▶ [WRITTEN REQUEST] Transcribe the listing below word for word.

▶ [AVAILABLE RECORDS]
========

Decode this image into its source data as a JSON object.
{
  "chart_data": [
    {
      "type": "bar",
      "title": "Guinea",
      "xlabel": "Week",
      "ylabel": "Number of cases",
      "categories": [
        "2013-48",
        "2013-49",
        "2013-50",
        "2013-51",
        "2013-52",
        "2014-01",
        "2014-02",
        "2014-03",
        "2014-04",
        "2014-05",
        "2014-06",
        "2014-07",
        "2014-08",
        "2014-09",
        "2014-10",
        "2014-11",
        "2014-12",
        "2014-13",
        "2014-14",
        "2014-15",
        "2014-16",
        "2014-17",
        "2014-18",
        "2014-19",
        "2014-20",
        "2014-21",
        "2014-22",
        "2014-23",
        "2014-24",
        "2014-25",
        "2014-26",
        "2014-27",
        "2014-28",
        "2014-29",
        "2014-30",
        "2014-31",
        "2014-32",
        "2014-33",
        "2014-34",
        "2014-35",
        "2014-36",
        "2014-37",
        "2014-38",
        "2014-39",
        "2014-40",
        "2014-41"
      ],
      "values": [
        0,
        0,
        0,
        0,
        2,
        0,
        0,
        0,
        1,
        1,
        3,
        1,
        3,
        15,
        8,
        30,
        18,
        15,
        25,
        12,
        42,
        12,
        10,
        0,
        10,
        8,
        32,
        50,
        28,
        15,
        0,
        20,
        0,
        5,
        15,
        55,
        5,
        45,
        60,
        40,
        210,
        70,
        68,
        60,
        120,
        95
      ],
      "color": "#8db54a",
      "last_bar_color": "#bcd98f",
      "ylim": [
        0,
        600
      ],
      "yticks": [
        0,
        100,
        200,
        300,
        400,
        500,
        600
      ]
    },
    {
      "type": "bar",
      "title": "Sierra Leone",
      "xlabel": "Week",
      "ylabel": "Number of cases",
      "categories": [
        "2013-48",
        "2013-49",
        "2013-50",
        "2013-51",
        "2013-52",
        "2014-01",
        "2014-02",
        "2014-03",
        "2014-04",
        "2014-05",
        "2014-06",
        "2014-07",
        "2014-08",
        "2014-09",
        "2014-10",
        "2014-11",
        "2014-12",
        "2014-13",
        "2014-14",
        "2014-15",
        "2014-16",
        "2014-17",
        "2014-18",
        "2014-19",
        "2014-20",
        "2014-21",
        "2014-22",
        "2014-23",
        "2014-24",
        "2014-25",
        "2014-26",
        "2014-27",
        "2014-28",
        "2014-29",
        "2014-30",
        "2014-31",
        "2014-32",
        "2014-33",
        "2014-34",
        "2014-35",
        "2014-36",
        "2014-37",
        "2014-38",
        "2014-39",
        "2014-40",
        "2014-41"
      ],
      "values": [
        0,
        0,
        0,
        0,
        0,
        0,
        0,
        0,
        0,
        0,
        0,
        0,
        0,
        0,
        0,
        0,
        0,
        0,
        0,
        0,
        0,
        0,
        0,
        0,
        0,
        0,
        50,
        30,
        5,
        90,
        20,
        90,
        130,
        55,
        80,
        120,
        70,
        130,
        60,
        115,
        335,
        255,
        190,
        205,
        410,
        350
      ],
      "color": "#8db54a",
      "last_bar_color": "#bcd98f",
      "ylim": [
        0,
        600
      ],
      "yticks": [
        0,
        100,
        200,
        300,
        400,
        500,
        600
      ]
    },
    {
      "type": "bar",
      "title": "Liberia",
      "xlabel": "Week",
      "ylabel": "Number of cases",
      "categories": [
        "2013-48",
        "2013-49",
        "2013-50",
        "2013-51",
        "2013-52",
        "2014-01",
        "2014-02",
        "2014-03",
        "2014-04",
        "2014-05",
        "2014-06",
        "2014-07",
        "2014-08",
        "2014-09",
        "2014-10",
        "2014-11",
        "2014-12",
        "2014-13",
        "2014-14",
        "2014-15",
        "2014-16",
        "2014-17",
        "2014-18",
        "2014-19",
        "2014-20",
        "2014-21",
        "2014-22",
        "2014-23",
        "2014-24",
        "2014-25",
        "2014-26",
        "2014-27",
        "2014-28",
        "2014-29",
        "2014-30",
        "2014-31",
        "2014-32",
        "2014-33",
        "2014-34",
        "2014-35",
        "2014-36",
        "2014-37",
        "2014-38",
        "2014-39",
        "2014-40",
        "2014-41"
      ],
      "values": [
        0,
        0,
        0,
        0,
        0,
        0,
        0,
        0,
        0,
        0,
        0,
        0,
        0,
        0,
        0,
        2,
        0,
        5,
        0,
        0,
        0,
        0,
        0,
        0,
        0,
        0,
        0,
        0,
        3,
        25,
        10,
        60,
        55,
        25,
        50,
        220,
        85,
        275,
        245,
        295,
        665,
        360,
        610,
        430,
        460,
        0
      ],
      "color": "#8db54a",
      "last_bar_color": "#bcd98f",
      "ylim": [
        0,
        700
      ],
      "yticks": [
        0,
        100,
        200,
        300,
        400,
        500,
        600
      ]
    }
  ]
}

========

▶ [WRITTEN ANSWER]
Decode this image into its source data as a JSON object.
{
  "chart_data": [
    {
      "type": "bar",
      "title": "Guinea",
      "xlabel": "Week",
      "ylabel": "Number of cases",
      "categories": [
        "2013-48",
        "2013-49",
        "2013-50",
        "2013-51",
        "2013-52",
        "2014-01",
        "2014-02",
        "2014-03",
        "2014-04",
        "2014-05",
        "2014-06",
        "2014-07",
        "2014-08",
        "2014-09",
        "2014-10",
        "2014-11",
        "2014-12",
        "2014-13",
        "2014-14",
        "2014-15",
        "2014-16",
        "2014-17",
        "2014-18",
        "2014-19",
        "2014-20",
        "2014-21",
        "2014-22",
        "2014-23",
        "2014-24",
        "2014-25",
        "2014-26",
        "2014-27",
        "2014-28",
        "2014-29",
        "2014-30",
        "2014-31",
        "2014-32",
        "2014-33",
        "2014-34",
        "2014-35",
        "2014-36",
        "2014-37",
        "2014-38",
        "2014-39",
        "2014-40",
        "2014-41"
      ],
      "values": [
        0,
        0,
        0,
        0,
        2,
        0,
        0,
        0,
        1,
        1,
        3,
        1,
        3,
        15,
        8,
        30,
        18,
        15,
        25,
        12,
        42,
        12,
        10,
        0,
        10,
        8,
        32,
        50,
        28,
        15,
        0,
        20,
        0,
        5,
        15,
        55,
        5,
        45,
        60,
        40,
        210,
        70,
        68,
        60,
        120,
        95
      ],
      "color": "#8db54a",
      "last_bar_color": "#bcd98f",
      "ylim": [
        0,
        600
      ],
      "yticks": [
        0,
        100,
        200,
        300,
        400,
        500,
        600
      ]
    },
    {
      "type": "bar",
      "title": "Sierra Leone",
      "xlabel": "Week",
      "ylabel": "Number of cases",
      "categories": [
        "2013-48",
        "2013-49",
        "2013-50",
        "2013-51",
        "2013-52",
        "2014-01",
        "2014-02",
        "2014-03",
        "2014-04",
        "2014-05",
        "2014-06",
        "2014-07",
        "2014-08",
        "2014-09",
        "2014-10",
        "2014-11",
        "2014-12",
        "2014-13",
        "2014-14",
        "2014-15",
        "2014-16",
        "2014-17",
        "2014-18",
        "2014-19",
        "2014-20",
        "2014-21",
        "2014-22",
        "2014-23",
        "2014-24",
        "2014-25",
        "2014-26",
        "2014-27",
        "2014-28",
        "2014-29",
        "2014-30",
        "2014-31",
        "2014-32",
        "2014-33",
        "2014-34",
        "2014-35",
        "2014-36",
        "2014-37",
        "2014-38",
        "2014-39",
        "2014-40",
        "2014-41"
      ],
      "values": [
        0,
        0,
        0,
        0,
        0,
        0,
        0,
        0,
        0,
        0,
        0,
        0,
        0,
        0,
        0,
        0,
        0,
        0,
        0,
        0,
        0,
        0,
        0,
        0,
        0,
        0,
        50,
        30,
        5,
        90,
        20,
        90,
        130,
        55,
        80,
        120,
        70,
        130,
        60,
        115,
        335,
        255,
        190,
        205,
        410,
        350
      ],
      "color": "#8db54a",
      "last_bar_color": "#bcd98f",
      "ylim": [
        0,
        600
      ],
      "yticks": [
        0,
        100,
        200,
        300,
        400,
        500,
        600
      ]
    },
    {
      "type": "bar",
      "title": "Liberia",
      "xlabel": "Week",
      "ylabel": "Number of cases",
      "categories": [
        "2013-48",
        "2013-49",
        "2013-50",
        "2013-51",
        "2013-52",
        "2014-01",
        "2014-02",
        "2014-03",
        "2014-04",
        "2014-05",
        "2014-06",
        "2014-07",
        "2014-08",
        "2014-09",
        "2014-10",
        "2014-11",
        "2014-12",
        "2014-13",
        "2014-14",
        "2014-15",
        "2014-16",
        "2014-17",
        "2014-18",
        "2014-19",
        "2014-20",
        "2014-21",
        "2014-22",
        "2014-23",
        "2014-24",
        "2014-25",
        "2014-26",
        "2014-27",
        "2014-28",
        "2014-29",
        "2014-30",
        "2014-31",
        "2014-32",
        "2014-33",
        "2014-34",
        "2014-35",
        "2014-36",
        "2014-37",
        "2014-38",
        "2014-39",
        "2014-40",
        "2014-41"
      ],
      "values": [
        0,
        0,
        0,
        0,
        0,
        0,
        0,
        0,
        0,
        0,
        0,
        0,
        0,
        0,
        0,
        2,
        0,
        5,
        0,
        0,
        0,
        0,
        0,
        0,
        0,
        0,
        0,
        0,
        3,
        25,
        10,
        60,
        55,
        25,
        50,
        220,
        85,
        275,
        245,
        295,
        665,
        360,
        610,
        430,
        460,
        0
      ],
      "color": "#8db54a",
      "last_bar_color": "#bcd98f",
      "ylim": [
        0,
        700
      ],
      "yticks": [
        0,
        100,
        200,
        300,
        400,
        500,
        600
      ]
    }
  ]
}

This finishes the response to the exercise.